#### What is being asked:
Reproduce each record exactly.

[Data items]
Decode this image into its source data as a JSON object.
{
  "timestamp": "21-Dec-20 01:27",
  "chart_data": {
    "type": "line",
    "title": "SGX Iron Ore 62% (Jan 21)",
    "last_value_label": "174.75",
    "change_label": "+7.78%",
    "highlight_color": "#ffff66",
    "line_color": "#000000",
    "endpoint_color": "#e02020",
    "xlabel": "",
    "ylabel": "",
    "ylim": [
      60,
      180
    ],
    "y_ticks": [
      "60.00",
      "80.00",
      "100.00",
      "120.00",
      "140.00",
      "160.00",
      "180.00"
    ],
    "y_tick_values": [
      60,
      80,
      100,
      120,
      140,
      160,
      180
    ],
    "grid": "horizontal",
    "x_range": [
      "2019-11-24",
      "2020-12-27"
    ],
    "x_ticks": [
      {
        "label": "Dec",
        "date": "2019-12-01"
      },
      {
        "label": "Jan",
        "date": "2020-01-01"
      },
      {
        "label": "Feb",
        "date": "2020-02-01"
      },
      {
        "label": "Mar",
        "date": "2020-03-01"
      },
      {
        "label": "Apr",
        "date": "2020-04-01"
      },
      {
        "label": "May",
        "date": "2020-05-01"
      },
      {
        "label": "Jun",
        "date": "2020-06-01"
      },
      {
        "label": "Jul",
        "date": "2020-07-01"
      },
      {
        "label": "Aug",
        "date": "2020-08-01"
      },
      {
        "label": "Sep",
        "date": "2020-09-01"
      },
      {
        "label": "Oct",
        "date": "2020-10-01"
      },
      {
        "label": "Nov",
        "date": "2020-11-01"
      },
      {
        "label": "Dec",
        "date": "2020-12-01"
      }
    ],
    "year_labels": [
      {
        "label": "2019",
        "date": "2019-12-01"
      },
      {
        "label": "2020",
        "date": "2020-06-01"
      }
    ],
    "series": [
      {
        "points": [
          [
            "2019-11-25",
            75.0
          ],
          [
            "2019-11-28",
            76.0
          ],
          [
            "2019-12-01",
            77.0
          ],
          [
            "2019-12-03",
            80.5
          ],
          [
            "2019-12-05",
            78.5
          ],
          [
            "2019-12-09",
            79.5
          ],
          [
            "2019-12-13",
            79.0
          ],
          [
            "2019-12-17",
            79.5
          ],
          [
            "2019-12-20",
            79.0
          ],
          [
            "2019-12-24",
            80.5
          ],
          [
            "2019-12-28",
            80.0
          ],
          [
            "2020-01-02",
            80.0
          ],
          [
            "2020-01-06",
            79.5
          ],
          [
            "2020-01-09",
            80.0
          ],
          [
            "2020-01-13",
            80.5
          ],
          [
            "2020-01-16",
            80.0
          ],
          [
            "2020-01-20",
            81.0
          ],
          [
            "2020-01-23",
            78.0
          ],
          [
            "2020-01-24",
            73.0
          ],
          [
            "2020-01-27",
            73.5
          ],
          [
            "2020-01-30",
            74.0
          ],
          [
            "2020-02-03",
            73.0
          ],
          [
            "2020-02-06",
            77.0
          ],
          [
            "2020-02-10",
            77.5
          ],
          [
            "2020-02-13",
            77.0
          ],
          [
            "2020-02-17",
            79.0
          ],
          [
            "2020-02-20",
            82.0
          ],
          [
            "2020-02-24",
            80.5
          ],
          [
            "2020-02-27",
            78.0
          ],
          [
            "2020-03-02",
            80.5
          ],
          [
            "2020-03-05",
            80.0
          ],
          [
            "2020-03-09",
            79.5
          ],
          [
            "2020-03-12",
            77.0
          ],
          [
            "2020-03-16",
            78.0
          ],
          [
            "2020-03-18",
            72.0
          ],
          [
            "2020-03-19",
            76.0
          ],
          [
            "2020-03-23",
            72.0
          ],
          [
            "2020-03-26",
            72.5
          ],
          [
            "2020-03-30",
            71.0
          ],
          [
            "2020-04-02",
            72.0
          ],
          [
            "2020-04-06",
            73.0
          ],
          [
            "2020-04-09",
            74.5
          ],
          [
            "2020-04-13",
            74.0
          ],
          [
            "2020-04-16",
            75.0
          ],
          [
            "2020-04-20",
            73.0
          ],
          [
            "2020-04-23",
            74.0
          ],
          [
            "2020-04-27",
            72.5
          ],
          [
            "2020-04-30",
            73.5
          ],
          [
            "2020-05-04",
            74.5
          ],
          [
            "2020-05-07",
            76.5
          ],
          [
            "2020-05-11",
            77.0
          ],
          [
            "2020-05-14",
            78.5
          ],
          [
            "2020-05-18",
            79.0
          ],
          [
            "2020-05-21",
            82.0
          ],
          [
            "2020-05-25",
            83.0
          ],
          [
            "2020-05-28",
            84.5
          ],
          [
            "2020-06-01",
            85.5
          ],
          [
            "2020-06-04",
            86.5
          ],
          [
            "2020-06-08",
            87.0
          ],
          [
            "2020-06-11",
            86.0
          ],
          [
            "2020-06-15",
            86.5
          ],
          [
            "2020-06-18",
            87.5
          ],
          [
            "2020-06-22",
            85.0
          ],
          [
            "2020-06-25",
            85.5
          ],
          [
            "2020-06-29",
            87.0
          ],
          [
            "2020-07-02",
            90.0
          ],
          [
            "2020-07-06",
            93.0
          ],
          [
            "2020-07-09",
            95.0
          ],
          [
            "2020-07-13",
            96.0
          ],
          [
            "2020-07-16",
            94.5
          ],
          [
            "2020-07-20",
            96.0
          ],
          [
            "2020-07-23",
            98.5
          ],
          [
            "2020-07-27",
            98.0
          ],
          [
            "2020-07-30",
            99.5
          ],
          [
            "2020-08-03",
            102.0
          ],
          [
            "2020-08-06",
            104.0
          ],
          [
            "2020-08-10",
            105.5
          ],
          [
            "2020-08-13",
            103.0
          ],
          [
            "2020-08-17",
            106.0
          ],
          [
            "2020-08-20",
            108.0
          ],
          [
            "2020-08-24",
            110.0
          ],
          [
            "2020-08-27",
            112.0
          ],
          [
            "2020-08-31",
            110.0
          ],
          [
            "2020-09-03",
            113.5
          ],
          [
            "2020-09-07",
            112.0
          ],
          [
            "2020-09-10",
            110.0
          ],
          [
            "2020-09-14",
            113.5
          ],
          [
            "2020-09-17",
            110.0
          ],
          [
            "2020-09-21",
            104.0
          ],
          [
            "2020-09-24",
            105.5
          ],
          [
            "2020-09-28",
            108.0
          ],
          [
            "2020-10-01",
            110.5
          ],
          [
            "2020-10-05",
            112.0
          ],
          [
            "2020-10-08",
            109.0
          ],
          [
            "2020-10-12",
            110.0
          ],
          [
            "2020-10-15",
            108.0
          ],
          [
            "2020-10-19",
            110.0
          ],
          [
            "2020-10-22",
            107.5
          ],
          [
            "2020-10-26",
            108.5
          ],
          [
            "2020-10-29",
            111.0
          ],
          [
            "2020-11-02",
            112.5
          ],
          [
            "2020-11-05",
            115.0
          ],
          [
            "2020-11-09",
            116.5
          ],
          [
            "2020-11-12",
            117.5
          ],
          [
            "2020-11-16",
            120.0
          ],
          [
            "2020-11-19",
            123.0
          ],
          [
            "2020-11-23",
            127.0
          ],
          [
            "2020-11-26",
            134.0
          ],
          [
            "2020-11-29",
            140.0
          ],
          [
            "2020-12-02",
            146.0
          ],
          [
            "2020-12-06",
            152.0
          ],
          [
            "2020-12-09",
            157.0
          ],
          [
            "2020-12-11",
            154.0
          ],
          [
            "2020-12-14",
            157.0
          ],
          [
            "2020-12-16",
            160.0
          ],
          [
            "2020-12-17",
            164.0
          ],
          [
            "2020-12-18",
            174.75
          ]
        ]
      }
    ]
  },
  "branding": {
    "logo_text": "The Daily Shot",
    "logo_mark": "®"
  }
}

#### Exercise result:
Decode this image into its source data as a JSON object.
{
  "timestamp": "21-Dec-20 01:27",
  "chart_data": {
    "type": "line",
    "title": "SGX Iron Ore 62% (Jan 21)",
    "last_value_label": "174.75",
    "change_label": "+7.78%",
    "highlight_color": "#ffff66",
    "line_color": "#000000",
    "endpoint_color": "#e02020",
    "xlabel": "",
    "ylabel": "",
    "ylim": [
      60,
      180
    ],
    "y_ticks": [
      "60.00",
      "80.00",
      "100.00",
      "120.00",
      "140.00",
      "160.00",
      "180.00"
    ],
    "y_tick_values": [
      60,
      80,
      100,
      120,
      140,
      160,
      180
    ],
    "grid": "horizontal",
    "x_range": [
      "2019-11-24",
      "2020-12-27"
    ],
    "x_ticks": [
      {
        "label": "Dec",
        "date": "2019-12-01"
      },
      {
        "label": "Jan",
        "date": "2020-01-01"
      },
      {
        "label": "Feb",
        "date": "2020-02-01"
      },
      {
        "label": "Mar",
        "date": "2020-03-01"
      },
      {
        "label": "Apr",
        "date": "2020-04-01"
      },
      {
        "label": "May",
        "date": "2020-05-01"
      },
      {
        "label": "Jun",
        "date": "2020-06-01"
      },
      {
        "label": "Jul",
        "date": "2020-07-01"
      },
      {
        "label": "Aug",
        "date": "2020-08-01"
      },
      {
        "label": "Sep",
        "date": "2020-09-01"
      },
      {
        "label": "Oct",
        "date": "2020-10-01"
      },
      {
        "label": "Nov",
        "date": "2020-11-01"
      },
      {
        "label": "Dec",
        "date": "2020-12-01"
      }
    ],
    "year_labels": [
      {
        "label": "2019",
        "date": "2019-12-01"
      },
      {
        "label": "2020",
        "date": "2020-06-01"
      }
    ],
    "series": [
      {
        "points": [
          [
            "2019-11-25",
            75.0
          ],
          [
            "2019-11-28",
            76.0
          ],
          [
            "2019-12-01",
            77.0
          ],
          [
            "2019-12-03",
            80.5
          ],
          [
            "2019-12-05",
            78.5
          ],
          [
            "2019-12-09",
            79.5
          ],
          [
            "2019-12-13",
            79.0
          ],
          [
            "2019-12-17",
            79.5
          ],
          [
            "2019-12-20",
            79.0
          ],
          [
            "2019-12-24",
            80.5
          ],
          [
            "2019-12-28",
            80.0
          ],
          [
            "2020-01-02",
            80.0
          ],
          [
            "2020-01-06",
            79.5
          ],
          [
            "2020-01-09",
            80.0
          ],
          [
            "2020-01-13",
            80.5
          ],
          [
            "2020-01-16",
            80.0
          ],
          [
            "2020-01-20",
            81.0
          ],
          [
            "2020-01-23",
            78.0
          ],
          [
            "2020-01-24",
            73.0
          ],
          [
            "2020-01-27",
            73.5
          ],
          [
            "2020-01-30",
            74.0
          ],
          [
            "2020-02-03",
            73.0
          ],
          [
            "2020-02-06",
            77.0
          ],
          [
            "2020-02-10",
            77.5
          ],
          [
            "2020-02-13",
            77.0
          ],
          [
            "2020-02-17",
            79.0
          ],
          [
            "2020-02-20",
            82.0
          ],
          [
            "2020-02-24",
            80.5
          ],
          [
            "2020-02-27",
            78.0
          ],
          [
            "2020-03-02",
            80.5
          ],
          [
            "2020-03-05",
            80.0
          ],
          [
            "2020-03-09",
            79.5
          ],
          [
            "2020-03-12",
            77.0
          ],
          [
            "2020-03-16",
            78.0
          ],
          [
            "2020-03-18",
            72.0
          ],
          [
            "2020-03-19",
            76.0
          ],
          [
            "2020-03-23",
            72.0
          ],
          [
            "2020-03-26",
            72.5
          ],
          [
            "2020-03-30",
            71.0
          ],
          [
            "2020-04-02",
            72.0
          ],
          [
            "2020-04-06",
            73.0
          ],
          [
            "2020-04-09",
            74.5
          ],
          [
            "2020-04-13",
            74.0
          ],
          [
            "2020-04-16",
            75.0
          ],
          [
            "2020-04-20",
            73.0
          ],
          [
            "2020-04-23",
            74.0
          ],
          [
            "2020-04-27",
            72.5
          ],
          [
            "2020-04-30",
            73.5
          ],
          [
            "2020-05-04",
            74.5
          ],
          [
            "2020-05-07",
            76.5
          ],
          [
            "2020-05-11",
            77.0
          ],
          [
            "2020-05-14",
            78.5
          ],
          [
            "2020-05-18",
            79.0
          ],
          [
            "2020-05-21",
            82.0
          ],
          [
            "2020-05-25",
            83.0
          ],
          [
            "2020-05-28",
            84.5
          ],
          [
            "2020-06-01",
            85.5
          ],
          [
            "2020-06-04",
            86.5
          ],
          [
            "2020-06-08",
            87.0
          ],
          [
            "2020-06-11",
            86.0
          ],
          [
            "2020-06-15",
            86.5
          ],
          [
            "2020-06-18",
            87.5
          ],
          [
            "2020-06-22",
            85.0
          ],
          [
            "2020-06-25",
            85.5
          ],
          [
            "2020-06-29",
            87.0
          ],
          [
            "2020-07-02",
            90.0
          ],
          [
            "2020-07-06",
            93.0
          ],
          [
            "2020-07-09",
            95.0
          ],
          [
            "2020-07-13",
            96.0
          ],
          [
            "2020-07-16",
            94.5
          ],
          [
            "2020-07-20",
            96.0
          ],
          [
            "2020-07-23",
            98.5
          ],
          [
            "2020-07-27",
            98.0
          ],
          [
            "2020-07-30",
            99.5
          ],
          [
            "2020-08-03",
            102.0
          ],
          [
            "2020-08-06",
            104.0
          ],
          [
            "2020-08-10",
            105.5
          ],
          [
            "2020-08-13",
            103.0
          ],
          [
            "2020-08-17",
            106.0
          ],
          [
            "2020-08-20",
            108.0
          ],
          [
            "2020-08-24",
            110.0
          ],
          [
            "2020-08-27",
            112.0
          ],
          [
            "2020-08-31",
            110.0
          ],
          [
            "2020-09-03",
            113.5
          ],
          [
            "2020-09-07",
            112.0
          ],
          [
            "2020-09-10",
            110.0
          ],
          [
            "2020-09-14",
            113.5
          ],
          [
            "2020-09-17",
            110.0
          ],
          [
            "2020-09-21",
            104.0
          ],
          [
            "2020-09-24",
            105.5
          ],
          [
            "2020-09-28",
            108.0
          ],
          [
            "2020-10-01",
            110.5
          ],
          [
            "2020-10-05",
            112.0
          ],
          [
            "2020-10-08",
            109.0
          ],
          [
            "2020-10-12",
            110.0
          ],
          [
            "2020-10-15",
            108.0
          ],
          [
            "2020-10-19",
            110.0
          ],
          [
            "2020-10-22",
            107.5
          ],
          [
            "2020-10-26",
            108.5
          ],
          [
            "2020-10-29",
            111.0
          ],
          [
            "2020-11-02",
            112.5
          ],
          [
            "2020-11-05",
            115.0
          ],
          [
            "2020-11-09",
            116.5
          ],
          [
            "2020-11-12",
            117.5
          ],
          [
            "2020-11-16",
            120.0
          ],
          [
            "2020-11-19",
            123.0
          ],
          [
            "2020-11-23",
            127.0
          ],
          [
            "2020-11-26",
            134.0
          ],
          [
            "2020-11-29",
            140.0
          ],
          [
            "2020-12-02",
            146.0
          ],
          [
            "2020-12-06",
            152.0
          ],
          [
            "2020-12-09",
            157.0
          ],
          [
            "2020-12-11",
            154.0
          ],
          [
            "2020-12-14",
            157.0
          ],
          [
            "2020-12-16",
            160.0
          ],
          [
            "2020-12-17",
            164.0
          ],
          [
            "2020-12-18",
            174.75
          ]
        ]
      }
    ]
  },
  "branding": {
    "logo_text": "The Daily Shot",
    "logo_mark": "®"
  }
}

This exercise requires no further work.